- _ITEMS_:
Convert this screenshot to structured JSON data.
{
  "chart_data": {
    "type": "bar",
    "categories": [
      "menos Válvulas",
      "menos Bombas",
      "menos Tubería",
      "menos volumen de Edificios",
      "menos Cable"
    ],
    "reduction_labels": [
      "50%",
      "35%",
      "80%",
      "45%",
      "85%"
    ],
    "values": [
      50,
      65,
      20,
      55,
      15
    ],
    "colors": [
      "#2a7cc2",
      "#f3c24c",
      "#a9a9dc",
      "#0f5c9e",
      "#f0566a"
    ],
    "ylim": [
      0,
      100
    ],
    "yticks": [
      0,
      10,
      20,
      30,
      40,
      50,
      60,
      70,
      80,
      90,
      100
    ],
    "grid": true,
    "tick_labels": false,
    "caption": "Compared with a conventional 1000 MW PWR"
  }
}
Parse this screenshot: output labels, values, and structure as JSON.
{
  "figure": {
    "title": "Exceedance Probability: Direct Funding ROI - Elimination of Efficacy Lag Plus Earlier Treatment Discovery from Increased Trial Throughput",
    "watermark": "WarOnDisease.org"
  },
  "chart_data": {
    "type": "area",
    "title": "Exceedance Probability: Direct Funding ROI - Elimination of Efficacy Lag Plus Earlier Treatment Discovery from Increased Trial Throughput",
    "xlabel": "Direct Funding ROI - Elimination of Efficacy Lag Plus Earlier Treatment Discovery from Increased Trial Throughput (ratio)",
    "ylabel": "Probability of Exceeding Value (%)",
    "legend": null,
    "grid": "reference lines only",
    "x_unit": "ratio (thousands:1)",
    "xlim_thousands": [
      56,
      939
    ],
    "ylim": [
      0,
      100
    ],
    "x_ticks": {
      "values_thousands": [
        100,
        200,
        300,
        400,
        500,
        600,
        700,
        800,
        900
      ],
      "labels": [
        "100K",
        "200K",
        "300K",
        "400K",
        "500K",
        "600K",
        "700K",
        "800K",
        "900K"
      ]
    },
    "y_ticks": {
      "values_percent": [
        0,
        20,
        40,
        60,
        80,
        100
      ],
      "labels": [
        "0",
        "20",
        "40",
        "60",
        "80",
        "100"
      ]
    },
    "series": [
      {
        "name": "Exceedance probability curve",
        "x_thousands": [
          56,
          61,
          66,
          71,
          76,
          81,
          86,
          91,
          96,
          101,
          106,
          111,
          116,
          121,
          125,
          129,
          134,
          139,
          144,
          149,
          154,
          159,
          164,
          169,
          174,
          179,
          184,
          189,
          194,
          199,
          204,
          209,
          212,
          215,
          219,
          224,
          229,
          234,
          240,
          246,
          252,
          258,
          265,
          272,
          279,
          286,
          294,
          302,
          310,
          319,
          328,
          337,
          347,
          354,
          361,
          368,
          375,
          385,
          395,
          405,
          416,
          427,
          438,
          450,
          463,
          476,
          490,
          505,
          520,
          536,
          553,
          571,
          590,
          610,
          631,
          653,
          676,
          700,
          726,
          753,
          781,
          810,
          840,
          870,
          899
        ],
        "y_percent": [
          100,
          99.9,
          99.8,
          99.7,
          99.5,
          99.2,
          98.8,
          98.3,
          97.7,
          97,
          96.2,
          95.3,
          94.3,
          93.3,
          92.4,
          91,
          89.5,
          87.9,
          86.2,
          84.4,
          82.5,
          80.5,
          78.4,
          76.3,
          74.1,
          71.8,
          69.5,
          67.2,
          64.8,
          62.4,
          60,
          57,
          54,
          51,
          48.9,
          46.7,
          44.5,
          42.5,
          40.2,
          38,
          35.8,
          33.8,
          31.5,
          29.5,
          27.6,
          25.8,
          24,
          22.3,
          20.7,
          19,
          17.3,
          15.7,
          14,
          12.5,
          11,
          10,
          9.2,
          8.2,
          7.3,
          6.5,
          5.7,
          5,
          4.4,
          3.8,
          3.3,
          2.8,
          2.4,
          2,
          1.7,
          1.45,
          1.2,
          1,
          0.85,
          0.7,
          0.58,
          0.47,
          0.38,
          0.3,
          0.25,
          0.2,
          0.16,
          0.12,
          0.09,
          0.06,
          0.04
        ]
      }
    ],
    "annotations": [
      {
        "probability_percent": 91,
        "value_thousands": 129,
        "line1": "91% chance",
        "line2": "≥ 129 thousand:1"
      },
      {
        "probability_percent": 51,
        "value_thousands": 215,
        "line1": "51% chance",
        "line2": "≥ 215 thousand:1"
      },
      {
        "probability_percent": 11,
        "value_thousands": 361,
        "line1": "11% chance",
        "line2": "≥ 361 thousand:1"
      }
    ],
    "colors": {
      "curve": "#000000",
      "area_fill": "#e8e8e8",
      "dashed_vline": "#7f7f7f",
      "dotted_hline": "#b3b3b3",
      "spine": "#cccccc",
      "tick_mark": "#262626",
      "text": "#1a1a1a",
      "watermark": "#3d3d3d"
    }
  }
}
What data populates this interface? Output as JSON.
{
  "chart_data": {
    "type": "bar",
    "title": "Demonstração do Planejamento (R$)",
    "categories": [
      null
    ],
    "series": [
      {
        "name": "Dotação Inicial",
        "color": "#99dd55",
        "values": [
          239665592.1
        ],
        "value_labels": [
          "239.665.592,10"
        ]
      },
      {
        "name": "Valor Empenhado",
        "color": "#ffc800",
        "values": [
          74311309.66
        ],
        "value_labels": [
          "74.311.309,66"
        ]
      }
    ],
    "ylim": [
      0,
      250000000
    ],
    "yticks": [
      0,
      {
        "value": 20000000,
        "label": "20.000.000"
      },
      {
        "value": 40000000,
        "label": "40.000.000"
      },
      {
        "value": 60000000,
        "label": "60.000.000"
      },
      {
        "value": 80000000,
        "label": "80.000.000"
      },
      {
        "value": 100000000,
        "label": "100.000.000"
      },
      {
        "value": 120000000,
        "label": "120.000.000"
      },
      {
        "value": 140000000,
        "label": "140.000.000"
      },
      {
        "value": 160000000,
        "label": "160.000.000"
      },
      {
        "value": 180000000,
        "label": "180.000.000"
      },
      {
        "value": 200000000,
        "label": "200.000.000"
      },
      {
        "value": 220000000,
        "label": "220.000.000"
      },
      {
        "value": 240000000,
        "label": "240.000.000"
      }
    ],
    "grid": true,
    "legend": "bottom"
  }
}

- _WHAT THE TASK REQUIRES_:
Write out the entire listing exactly.

- _WRITTEN ANSWER_:
Convert this screenshot to structured JSON data.
{
  "chart_data": {
    "type": "bar",
    "categories": [
      "menos Válvulas",
      "menos Bombas",
      "menos Tubería",
      "menos volumen de Edificios",
      "menos Cable"
    ],
    "reduction_labels": [
      "50%",
      "35%",
      "80%",
      "45%",
      "85%"
    ],
    "values": [
      50,
      65,
      20,
      55,
      15
    ],
    "colors": [
      "#2a7cc2",
      "#f3c24c",
      "#a9a9dc",
      "#0f5c9e",
      "#f0566a"
    ],
    "ylim": [
      0,
      100
    ],
    "yticks": [
      0,
      10,
      20,
      30,
      40,
      50,
      60,
      70,
      80,
      90,
      100
    ],
    "grid": true,
    "tick_labels": false,
    "caption": "Compared with a conventional 1000 MW PWR"
  }
}
Parse this screenshot: output labels, values, and structure as JSON.
{
  "figure": {
    "title": "Exceedance Probability: Direct Funding ROI - Elimination of Efficacy Lag Plus Earlier Treatment Discovery from Increased Trial Throughput",
    "watermark": "WarOnDisease.org"
  },
  "chart_data": {
    "type": "area",
    "title": "Exceedance Probability: Direct Funding ROI - Elimination of Efficacy Lag Plus Earlier Treatment Discovery from Increased Trial Throughput",
    "xlabel": "Direct Funding ROI - Elimination of Efficacy Lag Plus Earlier Treatment Discovery from Increased Trial Throughput (ratio)",
    "ylabel": "Probability of Exceeding Value (%)",
    "legend": null,
    "grid": "reference lines only",
    "x_unit": "ratio (thousands:1)",
    "xlim_thousands": [
      56,
      939
    ],
    "ylim": [
      0,
      100
    ],
    "x_ticks": {
      "values_thousands": [
        100,
        200,
        300,
        400,
        500,
        600,
        700,
        800,
        900
      ],
      "labels": [
        "100K",
        "200K",
        "300K",
        "400K",
        "500K",
        "600K",
        "700K",
        "800K",
        "900K"
      ]
    },
    "y_ticks": {
      "values_percent": [
        0,
        20,
        40,
        60,
        80,
        100
      ],
      "labels": [
        "0",
        "20",
        "40",
        "60",
        "80",
        "100"
      ]
    },
    "series": [
      {
        "name": "Exceedance probability curve",
        "x_thousands": [
          56,
          61,
          66,
          71,
          76,
          81,
          86,
          91,
          96,
          101,
          106,
          111,
          116,
          121,
          125,
          129,
          134,
          139,
          144,
          149,
          154,
          159,
          164,
          169,
          174,
          179,
          184,
          189,
          194,
          199,
          204,
          209,
          212,
          215,
          219,
          224,
          229,
          234,
          240,
          246,
          252,
          258,
          265,
          272,
          279,
          286,
          294,
          302,
          310,
          319,
          328,
          337,
          347,
          354,
          361,
          368,
          375,
          385,
          395,
          405,
          416,
          427,
          438,
          450,
          463,
          476,
          490,
          505,
          520,
          536,
          553,
          571,
          590,
          610,
          631,
          653,
          676,
          700,
          726,
          753,
          781,
          810,
          840,
          870,
          899
        ],
        "y_percent": [
          100,
          99.9,
          99.8,
          99.7,
          99.5,
          99.2,
          98.8,
          98.3,
          97.7,
          97,
          96.2,
          95.3,
          94.3,
          93.3,
          92.4,
          91,
          89.5,
          87.9,
          86.2,
          84.4,
          82.5,
          80.5,
          78.4,
          76.3,
          74.1,
          71.8,
          69.5,
          67.2,
          64.8,
          62.4,
          60,
          57,
          54,
          51,
          48.9,
          46.7,
          44.5,
          42.5,
          40.2,
          38,
          35.8,
          33.8,
          31.5,
          29.5,
          27.6,
          25.8,
          24,
          22.3,
          20.7,
          19,
          17.3,
          15.7,
          14,
          12.5,
          11,
          10,
          9.2,
          8.2,
          7.3,
          6.5,
          5.7,
          5,
          4.4,
          3.8,
          3.3,
          2.8,
          2.4,
          2,
          1.7,
          1.45,
          1.2,
          1,
          0.85,
          0.7,
          0.58,
          0.47,
          0.38,
          0.3,
          0.25,
          0.2,
          0.16,
          0.12,
          0.09,
          0.06,
          0.04
        ]
      }
    ],
    "annotations": [
      {
        "probability_percent": 91,
        "value_thousands": 129,
        "line1": "91% chance",
        "line2": "≥ 129 thousand:1"
      },
      {
        "probability_percent": 51,
        "value_thousands": 215,
        "line1": "51% chance",
        "line2": "≥ 215 thousand:1"
      },
      {
        "probability_percent": 11,
        "value_thousands": 361,
        "line1": "11% chance",
        "line2": "≥ 361 thousand:1"
      }
    ],
    "colors": {
      "curve": "#000000",
      "area_fill": "#e8e8e8",
      "dashed_vline": "#7f7f7f",
      "dotted_hline": "#b3b3b3",
      "spine": "#cccccc",
      "tick_mark": "#262626",
      "text": "#1a1a1a",
      "watermark": "#3d3d3d"
    }
  }
}
What data populates this interface? Output as JSON.
{
  "chart_data": {
    "type": "bar",
    "title": "Demonstração do Planejamento (R$)",
    "categories": [
      null
    ],
    "series": [
      {
        "name": "Dotação Inicial",
        "color": "#99dd55",
        "values": [
          239665592.1
        ],
        "value_labels": [
          "239.665.592,10"
        ]
      },
      {
        "name": "Valor Empenhado",
        "color": "#ffc800",
        "values": [
          74311309.66
        ],
        "value_labels": [
          "74.311.309,66"
        ]
      }
    ],
    "ylim": [
      0,
      250000000
    ],
    "yticks": [
      0,
      {
        "value": 20000000,
        "label": "20.000.000"
      },
      {
        "value": 40000000,
        "label": "40.000.000"
      },
      {
        "value": 60000000,
        "label": "60.000.000"
      },
      {
        "value": 80000000,
        "label": "80.000.000"
      },
      {
        "value": 100000000,
        "label": "100.000.000"
      },
      {
        "value": 120000000,
        "label": "120.000.000"
      },
      {
        "value": 140000000,
        "label": "140.000.000"
      },
      {
        "value": 160000000,
        "label": "160.000.000"
      },
      {
        "value": 180000000,
        "label": "180.000.000"
      },
      {
        "value": 200000000,
        "label": "200.000.000"
      },
      {
        "value": 220000000,
        "label": "220.000.000"
      },
      {
        "value": 240000000,
        "label": "240.000.000"
      }
    ],
    "grid": true,
    "legend": "bottom"
  }
}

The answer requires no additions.